● Written request
Your task is to output all the records below, word for word.
======
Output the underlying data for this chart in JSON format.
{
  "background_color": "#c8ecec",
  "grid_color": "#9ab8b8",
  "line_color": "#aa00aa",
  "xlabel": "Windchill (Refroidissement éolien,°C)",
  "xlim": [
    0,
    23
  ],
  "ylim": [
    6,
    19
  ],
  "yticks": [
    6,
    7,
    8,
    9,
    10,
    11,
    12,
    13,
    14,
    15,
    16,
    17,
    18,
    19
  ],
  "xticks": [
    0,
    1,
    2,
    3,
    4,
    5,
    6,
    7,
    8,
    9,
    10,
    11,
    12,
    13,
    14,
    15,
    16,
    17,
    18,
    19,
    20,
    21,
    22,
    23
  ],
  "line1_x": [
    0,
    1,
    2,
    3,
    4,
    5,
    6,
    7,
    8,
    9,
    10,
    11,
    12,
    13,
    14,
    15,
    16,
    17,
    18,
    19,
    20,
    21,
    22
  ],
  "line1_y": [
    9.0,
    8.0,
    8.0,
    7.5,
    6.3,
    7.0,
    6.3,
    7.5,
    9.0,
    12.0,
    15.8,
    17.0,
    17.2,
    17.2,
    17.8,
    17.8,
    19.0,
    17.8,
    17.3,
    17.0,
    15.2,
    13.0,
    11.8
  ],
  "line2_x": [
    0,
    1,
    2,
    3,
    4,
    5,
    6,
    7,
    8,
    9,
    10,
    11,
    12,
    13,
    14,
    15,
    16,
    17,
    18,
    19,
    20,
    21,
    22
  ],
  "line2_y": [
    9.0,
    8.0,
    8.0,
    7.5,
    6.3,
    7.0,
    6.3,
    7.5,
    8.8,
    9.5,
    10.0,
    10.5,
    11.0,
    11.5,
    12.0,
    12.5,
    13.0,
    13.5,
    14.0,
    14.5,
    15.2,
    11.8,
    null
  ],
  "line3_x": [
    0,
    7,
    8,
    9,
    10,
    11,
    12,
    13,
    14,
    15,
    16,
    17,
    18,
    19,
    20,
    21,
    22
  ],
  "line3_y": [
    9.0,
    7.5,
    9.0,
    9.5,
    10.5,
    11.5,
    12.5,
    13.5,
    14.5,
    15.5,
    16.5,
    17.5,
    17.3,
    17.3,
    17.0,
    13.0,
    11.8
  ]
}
======
● Output for this task
Output the underlying data for this chart in JSON format.
{
  "background_color": "#c8ecec",
  "grid_color": "#9ab8b8",
  "line_color": "#aa00aa",
  "xlabel": "Windchill (Refroidissement éolien,°C)",
  "xlim": [
    0,
    23
  ],
  "ylim": [
    6,
    19
  ],
  "yticks": [
    6,
    7,
    8,
    9,
    10,
    11,
    12,
    13,
    14,
    15,
    16,
    17,
    18,
    19
  ],
  "xticks": [
    0,
    1,
    2,
    3,
    4,
    5,
    6,
    7,
    8,
    9,
    10,
    11,
    12,
    13,
    14,
    15,
    16,
    17,
    18,
    19,
    20,
    21,
    22,
    23
  ],
  "line1_x": [
    0,
    1,
    2,
    3,
    4,
    5,
    6,
    7,
    8,
    9,
    10,
    11,
    12,
    13,
    14,
    15,
    16,
    17,
    18,
    19,
    20,
    21,
    22
  ],
  "line1_y": [
    9.0,
    8.0,
    8.0,
    7.5,
    6.3,
    7.0,
    6.3,
    7.5,
    9.0,
    12.0,
    15.8,
    17.0,
    17.2,
    17.2,
    17.8,
    17.8,
    19.0,
    17.8,
    17.3,
    17.0,
    15.2,
    13.0,
    11.8
  ],
  "line2_x": [
    0,
    1,
    2,
    3,
    4,
    5,
    6,
    7,
    8,
    9,
    10,
    11,
    12,
    13,
    14,
    15,
    16,
    17,
    18,
    19,
    20,
    21,
    22
  ],
  "line2_y": [
    9.0,
    8.0,
    8.0,
    7.5,
    6.3,
    7.0,
    6.3,
    7.5,
    8.8,
    9.5,
    10.0,
    10.5,
    11.0,
    11.5,
    12.0,
    12.5,
    13.0,
    13.5,
    14.0,
    14.5,
    15.2,
    11.8,
    null
  ],
  "line3_x": [
    0,
    7,
    8,
    9,
    10,
    11,
    12,
    13,
    14,
    15,
    16,
    17,
    18,
    19,
    20,
    21,
    22
  ],
  "line3_y": [
    9.0,
    7.5,
    9.0,
    9.5,
    10.5,
    11.5,
    12.5,
    13.5,
    14.5,
    15.5,
    16.5,
    17.5,
    17.3,
    17.3,
    17.0,
    13.0,
    11.8
  ]
}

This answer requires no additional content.